◆ **Text for analysis**
--- START ---
COMMENTARY

How Southern Republicans found a white-power loophole in the Voting Rights Act

For more than a century, racist whites have invented ways to disempower Black voters. Time to break the pattern

Published March 18, 2021 6:00AM (EDT)

North Carolina (Getty Images/ Salon)
North Carolina (Getty Images/ Salon)

George White of North Carolina served two terms in Congress between 1897 and 1901. He was the only Black member during those years, and he would be the last Black person elected to the U.S. House for nearly another three decades. 

North Carolina Democrats made certain of that. A new state constitutional amendment, ratified in 1900, required passage of a literacy and education test before registering to vote, as well as pre-payment of a poll tax. By 1904, the number of registered Black voters in North Carolina had plummeted to nearly zero. 

But even when the Voting Rights Act put an end to such blatant racist voter suppression, whites kept control through more subtle, though no less insidious means. District lines were gerrymandered to prevent Black voters from becoming a powerful enough political force to have any meaningful voice in their own representation. 

That worked as well: It would be decades longer — not until Rep. Eva Clayton, in 1992 — until North Carolina would send another Black representative to Washington.

The 1982 reauthorization of the Voting Rights Act, which required the creation of majority-minority districts where possible, helped make Clayton's victory possible. Yet it too would quickly be refashioned, this time by Southern Republicans, into a tool that favored white voters. Republican map makers quickly realized that the creation of new districts that placed a majority of Black voters — most of them Democratic voters — into one seat would hand the GOP an advantage in all the surrounding seats. 

The GOP had figured out a loophole: They could look like champions of inclusion and increase the number and representation of Blacks in Congress while decreasing the number of Democrats. 

Before the 1990s, Southern Democrats diluted the power of the Black vote by scattering us across many districts. Starting in 1991, Republicans packed Black voters into overwhelmingly Black districts, whether in North Carolina or others, like the 14th in Michigan, artfully designed via a thin line to link the poorest neighborhoods in Detroit with the city of Pontiac, 30 miles north, while boosting the GOP's prospects in all the surrounding districts. 

Too often, the Black power structure, enticed by a permanently safe seat in Congress, went along.

Indeed, by 1994, the Congressional Black Caucus had more members than at any time since Reconstruction. And not coincidentally, Republicans took control of the House for the first time in five decades.
--- END ---
◆ **Listed records**
--- START ---
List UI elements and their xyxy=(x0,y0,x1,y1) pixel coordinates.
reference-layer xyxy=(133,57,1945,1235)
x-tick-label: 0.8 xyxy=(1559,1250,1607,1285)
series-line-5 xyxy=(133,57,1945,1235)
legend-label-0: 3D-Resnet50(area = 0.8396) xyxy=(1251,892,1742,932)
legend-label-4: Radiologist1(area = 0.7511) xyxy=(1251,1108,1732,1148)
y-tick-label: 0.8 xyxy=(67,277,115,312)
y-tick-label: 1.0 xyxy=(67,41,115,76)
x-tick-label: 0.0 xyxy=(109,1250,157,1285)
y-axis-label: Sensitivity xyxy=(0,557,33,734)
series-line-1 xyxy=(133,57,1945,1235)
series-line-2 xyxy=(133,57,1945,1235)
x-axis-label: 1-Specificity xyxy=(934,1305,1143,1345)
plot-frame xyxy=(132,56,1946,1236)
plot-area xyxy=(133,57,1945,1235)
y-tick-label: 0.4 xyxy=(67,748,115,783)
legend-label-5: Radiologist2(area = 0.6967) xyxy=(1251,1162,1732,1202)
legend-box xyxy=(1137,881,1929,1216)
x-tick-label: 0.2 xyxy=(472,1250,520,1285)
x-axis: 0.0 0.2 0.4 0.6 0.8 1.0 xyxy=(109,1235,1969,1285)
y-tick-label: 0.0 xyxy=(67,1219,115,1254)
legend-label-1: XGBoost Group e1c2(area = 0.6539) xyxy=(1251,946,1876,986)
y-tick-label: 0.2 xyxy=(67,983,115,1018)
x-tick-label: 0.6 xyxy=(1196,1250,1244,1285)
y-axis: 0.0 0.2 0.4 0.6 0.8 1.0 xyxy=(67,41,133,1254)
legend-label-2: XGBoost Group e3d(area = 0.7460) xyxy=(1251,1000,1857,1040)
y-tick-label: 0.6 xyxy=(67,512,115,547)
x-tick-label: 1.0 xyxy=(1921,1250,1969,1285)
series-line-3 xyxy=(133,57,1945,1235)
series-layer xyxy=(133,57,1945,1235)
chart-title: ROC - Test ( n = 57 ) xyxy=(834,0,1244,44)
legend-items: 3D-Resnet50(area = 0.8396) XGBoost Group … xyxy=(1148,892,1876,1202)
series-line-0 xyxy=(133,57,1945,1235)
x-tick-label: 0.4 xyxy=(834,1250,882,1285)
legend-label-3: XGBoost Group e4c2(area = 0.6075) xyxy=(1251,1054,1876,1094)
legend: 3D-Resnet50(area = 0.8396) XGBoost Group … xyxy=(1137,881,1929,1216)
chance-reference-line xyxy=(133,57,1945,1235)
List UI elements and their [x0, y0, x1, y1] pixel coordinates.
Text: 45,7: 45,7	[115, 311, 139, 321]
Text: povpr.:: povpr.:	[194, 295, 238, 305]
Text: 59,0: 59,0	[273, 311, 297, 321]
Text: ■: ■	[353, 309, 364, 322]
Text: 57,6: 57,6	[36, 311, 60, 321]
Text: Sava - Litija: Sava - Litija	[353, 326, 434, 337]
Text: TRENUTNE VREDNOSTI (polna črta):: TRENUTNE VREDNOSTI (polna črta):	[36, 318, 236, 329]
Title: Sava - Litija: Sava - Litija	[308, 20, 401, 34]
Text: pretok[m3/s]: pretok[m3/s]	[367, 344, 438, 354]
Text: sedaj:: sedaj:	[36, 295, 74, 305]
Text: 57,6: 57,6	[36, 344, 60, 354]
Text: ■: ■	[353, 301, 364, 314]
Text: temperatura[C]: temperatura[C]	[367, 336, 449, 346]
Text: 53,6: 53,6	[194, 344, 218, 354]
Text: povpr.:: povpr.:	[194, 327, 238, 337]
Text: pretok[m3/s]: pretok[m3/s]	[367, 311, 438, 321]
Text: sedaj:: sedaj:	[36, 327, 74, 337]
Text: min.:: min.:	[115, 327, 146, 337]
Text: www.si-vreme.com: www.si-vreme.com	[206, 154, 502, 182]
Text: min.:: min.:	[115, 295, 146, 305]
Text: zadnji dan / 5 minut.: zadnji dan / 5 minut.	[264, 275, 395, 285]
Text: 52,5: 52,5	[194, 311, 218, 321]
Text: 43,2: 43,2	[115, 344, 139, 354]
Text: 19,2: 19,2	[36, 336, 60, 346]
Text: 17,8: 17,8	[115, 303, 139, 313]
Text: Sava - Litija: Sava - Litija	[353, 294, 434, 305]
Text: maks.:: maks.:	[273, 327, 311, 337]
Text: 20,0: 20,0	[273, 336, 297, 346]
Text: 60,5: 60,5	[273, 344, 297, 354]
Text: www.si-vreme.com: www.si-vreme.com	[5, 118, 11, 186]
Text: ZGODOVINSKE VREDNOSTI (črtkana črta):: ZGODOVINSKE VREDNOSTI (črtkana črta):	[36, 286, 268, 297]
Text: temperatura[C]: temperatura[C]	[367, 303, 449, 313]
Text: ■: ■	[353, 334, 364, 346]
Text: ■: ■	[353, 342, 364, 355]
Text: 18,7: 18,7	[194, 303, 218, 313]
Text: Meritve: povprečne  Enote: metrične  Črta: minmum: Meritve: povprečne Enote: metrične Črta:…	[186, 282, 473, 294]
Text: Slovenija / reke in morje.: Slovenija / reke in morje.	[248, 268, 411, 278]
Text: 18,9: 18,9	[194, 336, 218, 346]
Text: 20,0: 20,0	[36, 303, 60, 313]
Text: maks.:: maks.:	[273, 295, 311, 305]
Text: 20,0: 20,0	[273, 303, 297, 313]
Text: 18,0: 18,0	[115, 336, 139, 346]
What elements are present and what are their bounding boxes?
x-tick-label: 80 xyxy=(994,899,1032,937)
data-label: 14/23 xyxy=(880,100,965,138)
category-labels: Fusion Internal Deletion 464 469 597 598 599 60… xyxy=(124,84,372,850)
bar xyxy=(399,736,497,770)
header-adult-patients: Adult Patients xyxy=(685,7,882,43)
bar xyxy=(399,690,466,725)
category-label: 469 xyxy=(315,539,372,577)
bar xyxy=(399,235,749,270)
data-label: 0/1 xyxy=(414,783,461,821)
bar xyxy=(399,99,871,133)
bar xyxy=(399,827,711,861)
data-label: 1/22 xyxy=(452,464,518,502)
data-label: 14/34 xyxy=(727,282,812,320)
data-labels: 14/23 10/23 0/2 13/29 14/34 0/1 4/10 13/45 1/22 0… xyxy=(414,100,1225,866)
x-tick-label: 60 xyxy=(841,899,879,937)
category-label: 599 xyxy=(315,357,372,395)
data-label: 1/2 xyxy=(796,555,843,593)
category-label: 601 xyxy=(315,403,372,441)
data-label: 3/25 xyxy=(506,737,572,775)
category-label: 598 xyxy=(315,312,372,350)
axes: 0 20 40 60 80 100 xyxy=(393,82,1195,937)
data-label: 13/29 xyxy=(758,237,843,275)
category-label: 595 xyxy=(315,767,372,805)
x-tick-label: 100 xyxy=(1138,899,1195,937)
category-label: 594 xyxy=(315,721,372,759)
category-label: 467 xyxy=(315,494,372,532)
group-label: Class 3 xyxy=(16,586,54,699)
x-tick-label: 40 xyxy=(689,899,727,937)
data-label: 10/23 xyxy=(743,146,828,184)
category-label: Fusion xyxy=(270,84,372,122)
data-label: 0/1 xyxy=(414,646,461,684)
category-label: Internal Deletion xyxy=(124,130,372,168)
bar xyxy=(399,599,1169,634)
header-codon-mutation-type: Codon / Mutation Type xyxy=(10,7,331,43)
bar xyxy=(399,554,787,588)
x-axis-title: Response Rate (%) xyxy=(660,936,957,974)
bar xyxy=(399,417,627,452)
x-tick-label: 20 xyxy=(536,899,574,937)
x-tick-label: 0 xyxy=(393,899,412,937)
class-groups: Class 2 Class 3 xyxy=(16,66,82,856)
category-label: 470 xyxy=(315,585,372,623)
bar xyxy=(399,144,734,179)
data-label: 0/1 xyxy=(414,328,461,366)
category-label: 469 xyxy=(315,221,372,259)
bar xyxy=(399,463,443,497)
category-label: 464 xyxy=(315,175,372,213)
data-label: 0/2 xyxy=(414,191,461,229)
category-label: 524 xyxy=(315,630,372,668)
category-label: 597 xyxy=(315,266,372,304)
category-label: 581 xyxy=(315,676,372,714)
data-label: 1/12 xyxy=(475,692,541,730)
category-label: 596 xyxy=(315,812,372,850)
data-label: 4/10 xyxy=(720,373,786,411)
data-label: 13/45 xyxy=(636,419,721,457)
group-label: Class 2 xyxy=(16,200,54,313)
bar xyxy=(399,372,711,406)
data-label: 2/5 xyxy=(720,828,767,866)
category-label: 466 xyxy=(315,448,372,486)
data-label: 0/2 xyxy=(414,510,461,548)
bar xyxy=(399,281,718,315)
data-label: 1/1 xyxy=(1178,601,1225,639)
--- END ---
◆ **What this exercise asks**
[A] In the commentary on the Voting Rights Act loophole, who was the only Black member of Congress between 1897 and 1901?
[B] Continue the commentary on how Southern Republicans used the Voting Rights Act, picking up after its final sentence.

◆ **Responses**
[A] George White of North Carolina

[B]
Here's what really made this brazen trickery possible: Single-member congressional districts. When representatives are elected in this fashion, the district lines determine winners and losers. It's easy for Black voters — who already live close together after decades of racist banking and housing practices known as "redlining" — to be drawn into districts that are 80 or 85 percent Black. But this limits Black voting power. It puts a ceiling on the number of districts that might elect Black representatives, or where Black residents might have a greater voice. And at a time when so many Blacks align with the Democratic Party, it ends up handing Republicans an enduring advantage in the race for Congress.

It's time for a reform that increases the political power of Black voters. The Fair Representation Act, which will be reintroduced by Rep. Don Beyer of Virginia later this month, would put an end to the single-member districts that so often segregate Black voters. Instead, we would elect members of Congress from somewhat larger districts of three, four and five members, using ranked choice voting.

The larger districts would take away the power of district lines to pack Blacks into a handful of seats. Ranked choice voting, meanwhile, would lower the percentage of votes needed to elect a member and create fairer and more representative congressional delegations in every state. Michigan, for example, is nearly 15 percent Black — but there is only one Black member of Congress, representing the 14th district, who tends to win with more than 80 percent of the vote. 

Indeed, if we had multi-member voters and ranked choice voting, studies show that minority representation would soar in all parts of the country.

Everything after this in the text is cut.